» PROBLEM REQUIREMENTS
Every line holding the string "JSON" is to be copied from the entries below.

» RECORDS FOR THE TASK
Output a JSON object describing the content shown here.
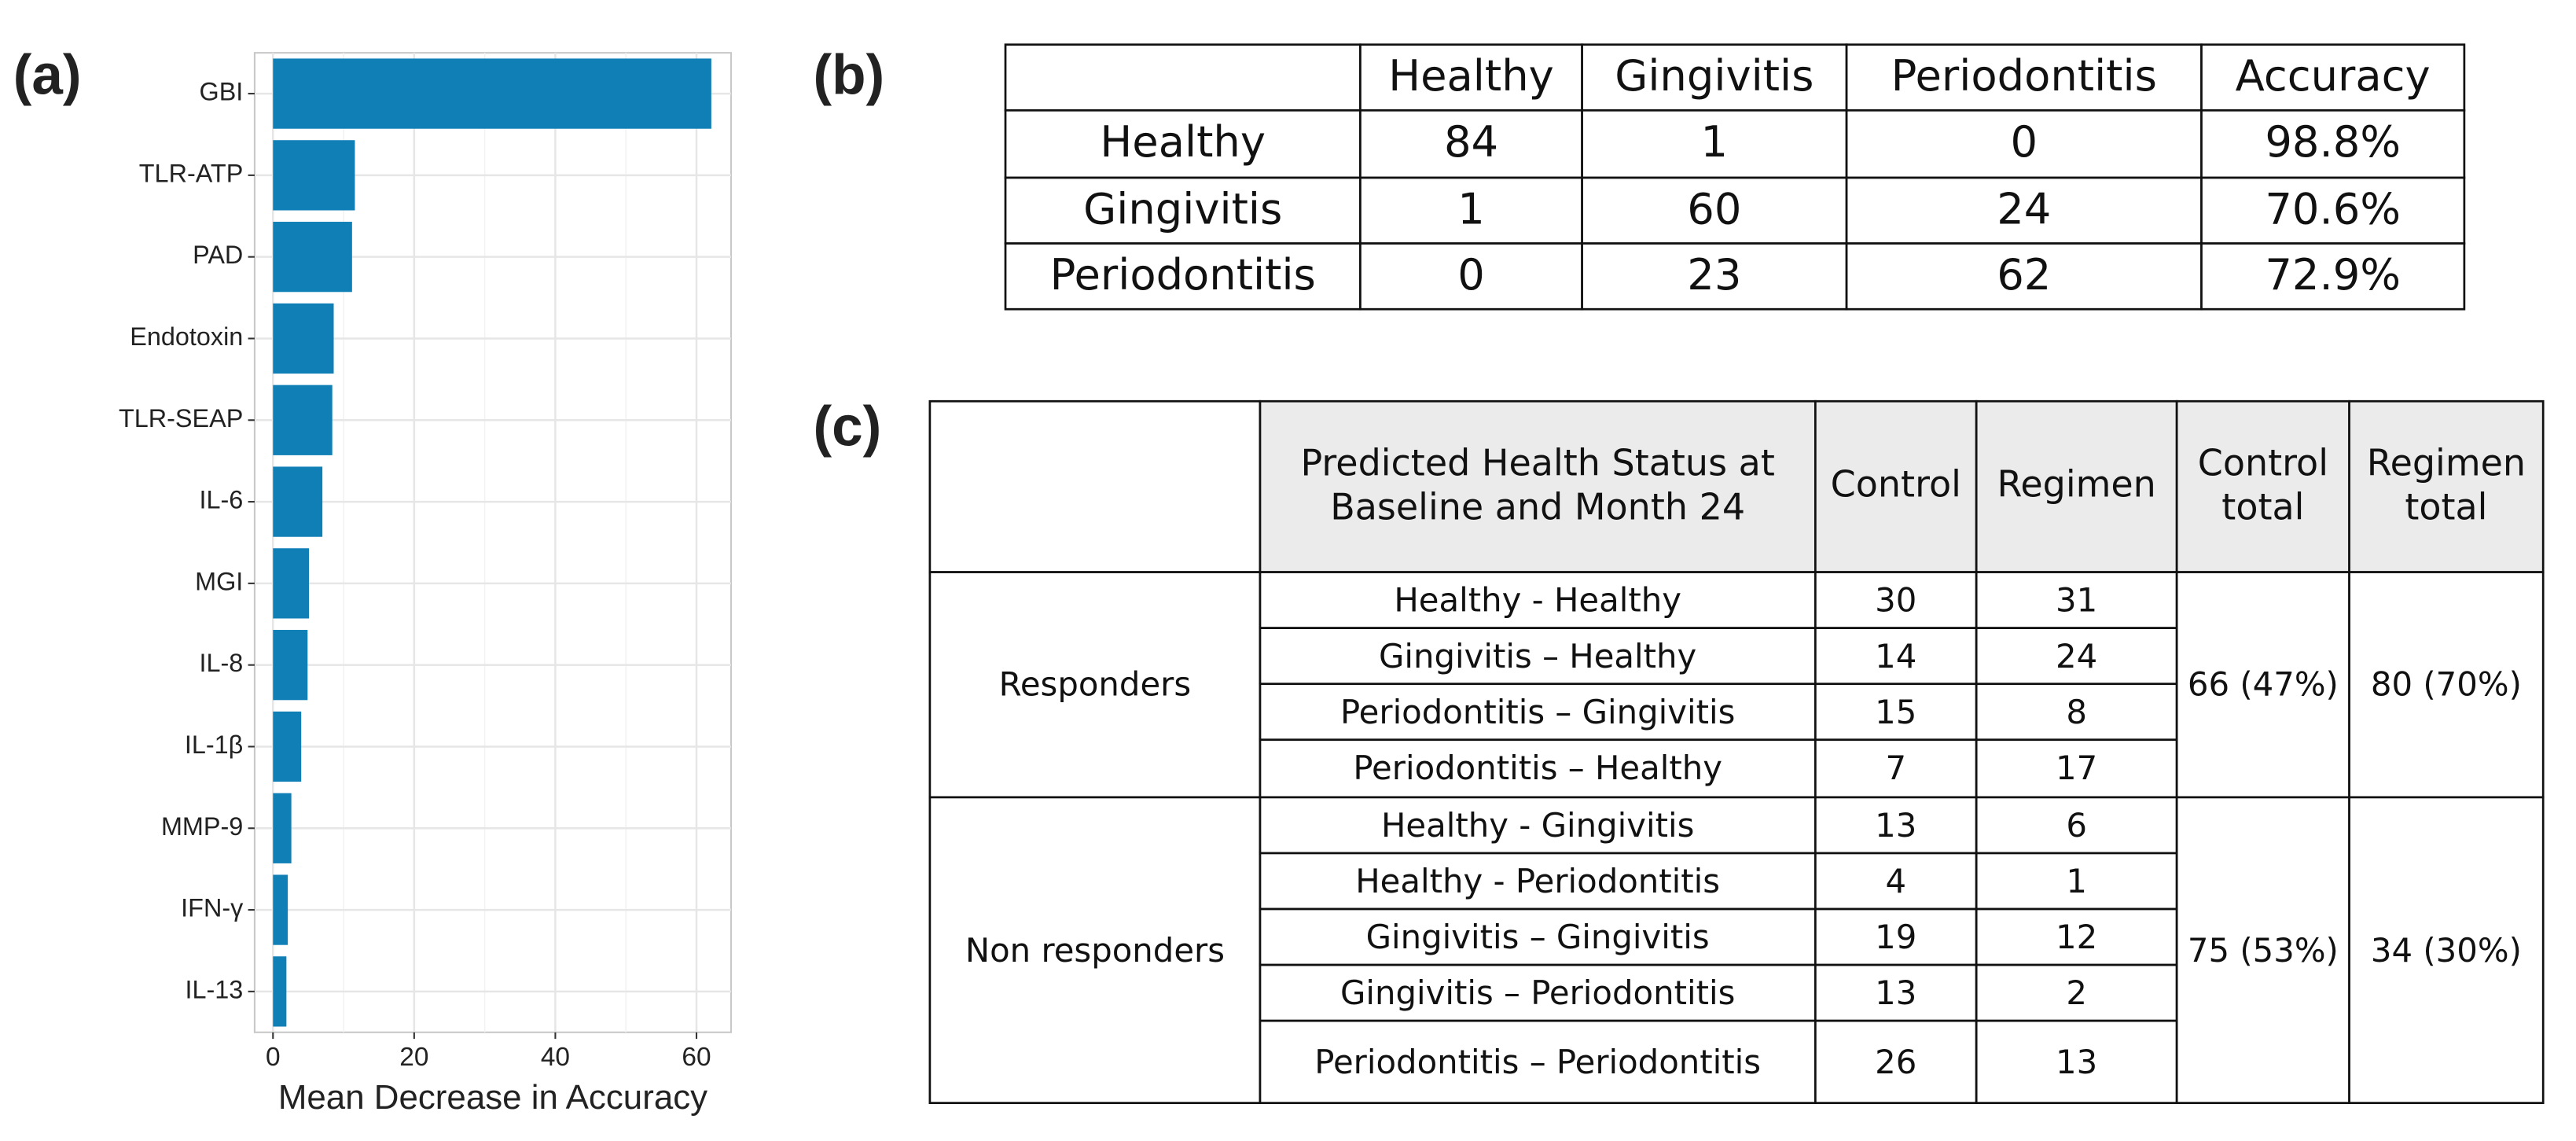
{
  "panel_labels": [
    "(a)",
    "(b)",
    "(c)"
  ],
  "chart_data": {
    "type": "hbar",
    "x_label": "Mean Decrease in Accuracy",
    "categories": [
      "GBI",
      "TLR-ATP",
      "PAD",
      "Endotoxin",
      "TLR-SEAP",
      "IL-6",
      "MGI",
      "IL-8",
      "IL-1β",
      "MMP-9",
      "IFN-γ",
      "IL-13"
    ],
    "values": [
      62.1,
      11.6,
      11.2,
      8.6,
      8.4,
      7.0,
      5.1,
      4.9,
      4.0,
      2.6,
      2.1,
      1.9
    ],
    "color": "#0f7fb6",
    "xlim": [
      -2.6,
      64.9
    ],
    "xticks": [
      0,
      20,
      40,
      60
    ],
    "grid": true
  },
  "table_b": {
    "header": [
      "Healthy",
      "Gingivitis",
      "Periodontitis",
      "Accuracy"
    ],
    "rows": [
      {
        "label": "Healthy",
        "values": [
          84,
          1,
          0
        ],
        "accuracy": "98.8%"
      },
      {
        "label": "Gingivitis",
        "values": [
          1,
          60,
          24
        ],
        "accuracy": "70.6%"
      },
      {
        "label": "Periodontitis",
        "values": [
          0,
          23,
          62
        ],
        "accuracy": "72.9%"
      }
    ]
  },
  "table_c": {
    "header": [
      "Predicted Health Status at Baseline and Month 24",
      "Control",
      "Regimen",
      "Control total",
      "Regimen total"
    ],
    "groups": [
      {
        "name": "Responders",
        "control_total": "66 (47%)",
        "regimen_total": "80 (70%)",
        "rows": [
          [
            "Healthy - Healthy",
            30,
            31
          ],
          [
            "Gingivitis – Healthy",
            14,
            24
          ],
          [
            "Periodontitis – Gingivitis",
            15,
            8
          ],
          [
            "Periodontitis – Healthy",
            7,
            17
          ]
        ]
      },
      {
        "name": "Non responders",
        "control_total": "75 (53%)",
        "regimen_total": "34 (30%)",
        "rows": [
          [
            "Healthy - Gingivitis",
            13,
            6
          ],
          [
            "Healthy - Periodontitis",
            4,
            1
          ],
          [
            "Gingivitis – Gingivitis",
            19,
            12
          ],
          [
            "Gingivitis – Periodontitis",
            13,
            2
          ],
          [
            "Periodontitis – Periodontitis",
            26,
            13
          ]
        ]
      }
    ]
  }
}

---

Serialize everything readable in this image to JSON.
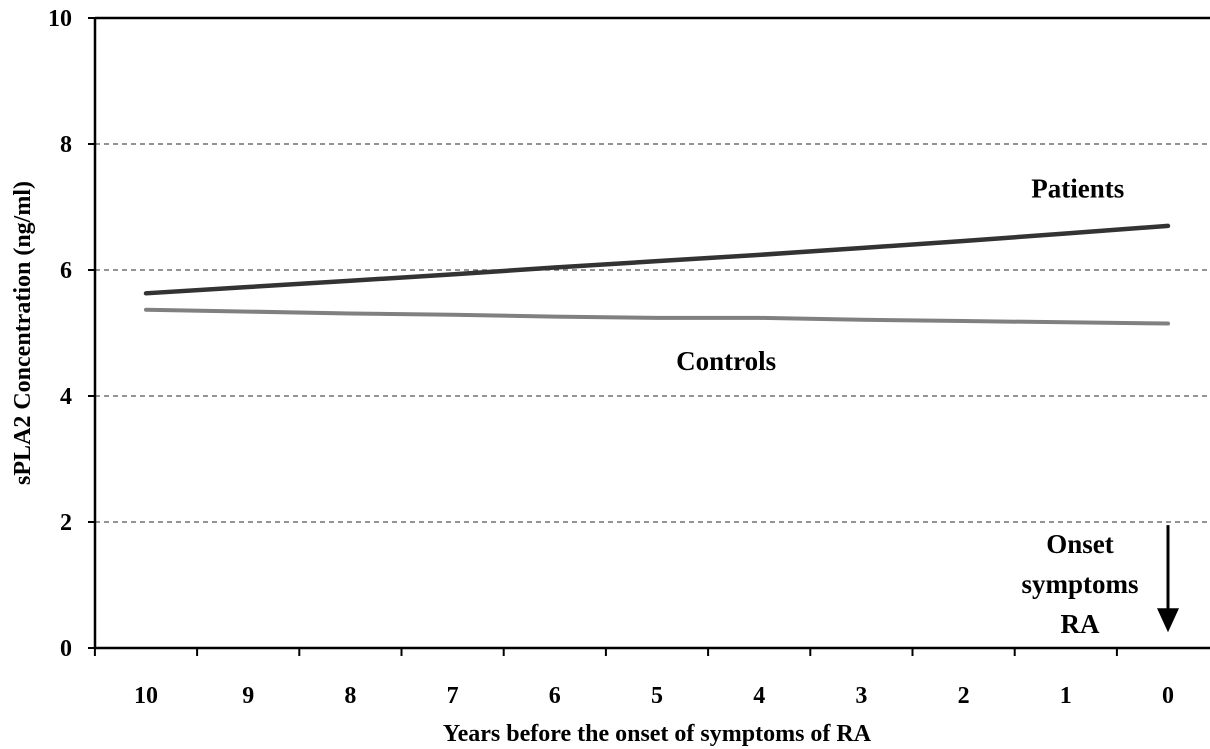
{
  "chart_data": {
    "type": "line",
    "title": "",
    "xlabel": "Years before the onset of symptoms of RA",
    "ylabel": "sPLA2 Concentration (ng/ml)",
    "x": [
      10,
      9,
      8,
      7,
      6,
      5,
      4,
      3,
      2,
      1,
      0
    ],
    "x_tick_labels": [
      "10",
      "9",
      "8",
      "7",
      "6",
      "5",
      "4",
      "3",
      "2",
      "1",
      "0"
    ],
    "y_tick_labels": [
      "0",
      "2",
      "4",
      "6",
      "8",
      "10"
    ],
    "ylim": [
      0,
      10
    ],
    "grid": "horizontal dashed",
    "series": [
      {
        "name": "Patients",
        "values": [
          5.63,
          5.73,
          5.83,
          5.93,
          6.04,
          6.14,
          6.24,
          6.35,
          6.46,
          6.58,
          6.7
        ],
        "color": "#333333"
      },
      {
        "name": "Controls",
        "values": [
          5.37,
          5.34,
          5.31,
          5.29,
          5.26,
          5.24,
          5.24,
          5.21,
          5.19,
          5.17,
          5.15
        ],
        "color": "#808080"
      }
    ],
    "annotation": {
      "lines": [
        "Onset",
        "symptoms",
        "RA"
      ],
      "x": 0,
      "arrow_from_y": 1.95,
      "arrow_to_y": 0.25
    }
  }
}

» RESULT OF THE TASK
Output a JSON object describing the content shown here.
Serialize everything readable in this image to JSON.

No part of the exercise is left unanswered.